TASK BRIEF -> Extract every line that contains the string "harjoittelijamme".

RECORDS TO USE ->

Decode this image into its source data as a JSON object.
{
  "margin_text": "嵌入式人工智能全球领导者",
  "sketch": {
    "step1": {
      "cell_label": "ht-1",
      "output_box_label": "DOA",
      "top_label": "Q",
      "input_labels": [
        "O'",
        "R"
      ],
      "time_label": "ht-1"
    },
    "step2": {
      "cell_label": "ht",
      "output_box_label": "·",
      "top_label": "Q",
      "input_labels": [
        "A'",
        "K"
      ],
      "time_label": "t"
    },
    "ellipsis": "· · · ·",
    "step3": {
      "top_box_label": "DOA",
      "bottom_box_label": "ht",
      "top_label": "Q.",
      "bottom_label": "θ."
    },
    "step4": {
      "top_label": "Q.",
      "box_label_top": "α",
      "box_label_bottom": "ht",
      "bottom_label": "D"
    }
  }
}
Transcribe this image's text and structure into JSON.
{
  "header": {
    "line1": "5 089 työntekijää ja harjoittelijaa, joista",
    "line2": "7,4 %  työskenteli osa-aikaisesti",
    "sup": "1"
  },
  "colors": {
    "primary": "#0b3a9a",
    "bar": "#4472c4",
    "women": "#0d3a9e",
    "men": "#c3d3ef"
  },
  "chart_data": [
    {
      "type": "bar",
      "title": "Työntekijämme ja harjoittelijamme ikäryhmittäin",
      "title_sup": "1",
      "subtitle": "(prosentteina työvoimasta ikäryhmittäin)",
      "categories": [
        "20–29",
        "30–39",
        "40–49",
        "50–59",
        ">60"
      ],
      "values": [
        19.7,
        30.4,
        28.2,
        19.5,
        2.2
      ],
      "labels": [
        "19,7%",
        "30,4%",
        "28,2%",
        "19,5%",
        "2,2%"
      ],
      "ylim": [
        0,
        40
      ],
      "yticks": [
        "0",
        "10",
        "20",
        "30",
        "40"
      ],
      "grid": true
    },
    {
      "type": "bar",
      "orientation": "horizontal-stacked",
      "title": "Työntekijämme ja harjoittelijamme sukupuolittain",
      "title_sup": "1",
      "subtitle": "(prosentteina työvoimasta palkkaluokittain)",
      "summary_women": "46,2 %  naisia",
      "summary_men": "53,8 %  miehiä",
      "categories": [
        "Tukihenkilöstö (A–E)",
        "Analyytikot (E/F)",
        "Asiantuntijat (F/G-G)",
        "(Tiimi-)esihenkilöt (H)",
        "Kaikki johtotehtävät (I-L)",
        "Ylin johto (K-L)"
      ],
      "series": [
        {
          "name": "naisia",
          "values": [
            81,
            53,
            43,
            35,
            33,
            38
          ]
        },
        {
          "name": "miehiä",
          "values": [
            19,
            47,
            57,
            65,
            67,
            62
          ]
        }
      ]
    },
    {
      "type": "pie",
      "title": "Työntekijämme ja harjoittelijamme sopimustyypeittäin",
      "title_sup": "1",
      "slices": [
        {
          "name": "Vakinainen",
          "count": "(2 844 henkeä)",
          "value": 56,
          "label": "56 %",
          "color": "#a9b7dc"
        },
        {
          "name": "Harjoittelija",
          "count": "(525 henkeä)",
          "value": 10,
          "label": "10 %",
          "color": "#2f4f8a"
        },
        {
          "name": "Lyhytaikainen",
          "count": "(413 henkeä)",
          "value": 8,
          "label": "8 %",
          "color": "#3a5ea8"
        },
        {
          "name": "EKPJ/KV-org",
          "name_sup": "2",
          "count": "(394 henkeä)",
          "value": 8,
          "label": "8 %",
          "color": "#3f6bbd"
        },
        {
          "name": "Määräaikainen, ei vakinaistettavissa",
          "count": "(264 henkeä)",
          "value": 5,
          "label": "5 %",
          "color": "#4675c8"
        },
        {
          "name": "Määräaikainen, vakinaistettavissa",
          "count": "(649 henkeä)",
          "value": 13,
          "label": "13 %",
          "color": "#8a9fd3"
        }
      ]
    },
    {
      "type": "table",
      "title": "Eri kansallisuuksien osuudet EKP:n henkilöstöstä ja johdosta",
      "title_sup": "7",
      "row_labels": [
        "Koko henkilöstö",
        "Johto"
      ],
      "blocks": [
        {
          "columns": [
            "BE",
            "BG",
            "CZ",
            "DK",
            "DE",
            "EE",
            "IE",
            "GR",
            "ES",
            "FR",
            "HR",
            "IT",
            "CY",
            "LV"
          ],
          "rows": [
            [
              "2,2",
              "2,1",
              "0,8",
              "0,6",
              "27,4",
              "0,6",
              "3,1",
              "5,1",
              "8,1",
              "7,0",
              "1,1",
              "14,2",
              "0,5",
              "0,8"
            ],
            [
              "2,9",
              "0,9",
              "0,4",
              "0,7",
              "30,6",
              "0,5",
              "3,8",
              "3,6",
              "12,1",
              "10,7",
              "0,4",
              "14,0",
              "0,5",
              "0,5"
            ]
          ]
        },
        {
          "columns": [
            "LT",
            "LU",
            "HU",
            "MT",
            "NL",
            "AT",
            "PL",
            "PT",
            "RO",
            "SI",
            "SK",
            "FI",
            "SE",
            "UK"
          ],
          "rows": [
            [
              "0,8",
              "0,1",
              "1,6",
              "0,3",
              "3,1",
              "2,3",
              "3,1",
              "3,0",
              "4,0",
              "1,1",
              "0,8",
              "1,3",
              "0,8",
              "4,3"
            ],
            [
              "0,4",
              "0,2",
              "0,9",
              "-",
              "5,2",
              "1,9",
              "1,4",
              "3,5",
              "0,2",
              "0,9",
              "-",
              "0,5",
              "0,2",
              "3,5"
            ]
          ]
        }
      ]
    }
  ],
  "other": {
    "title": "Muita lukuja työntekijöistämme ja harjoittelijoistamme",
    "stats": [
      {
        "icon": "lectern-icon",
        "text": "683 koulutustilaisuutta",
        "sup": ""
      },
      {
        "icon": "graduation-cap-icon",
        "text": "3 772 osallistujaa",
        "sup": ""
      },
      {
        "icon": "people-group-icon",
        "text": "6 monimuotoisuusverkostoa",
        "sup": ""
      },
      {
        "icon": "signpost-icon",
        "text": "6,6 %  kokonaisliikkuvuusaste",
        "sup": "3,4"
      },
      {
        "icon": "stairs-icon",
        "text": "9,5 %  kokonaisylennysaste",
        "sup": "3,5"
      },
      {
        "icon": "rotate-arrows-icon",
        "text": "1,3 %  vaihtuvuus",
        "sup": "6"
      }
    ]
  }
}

TASK ANSWER ->
      "title": "Työntekijämme ja harjoittelijamme ikäryhmittäin",
      "title": "Työntekijämme ja harjoittelijamme sukupuolittain",
      "title": "Työntekijämme ja harjoittelijamme sopimustyypeittäin",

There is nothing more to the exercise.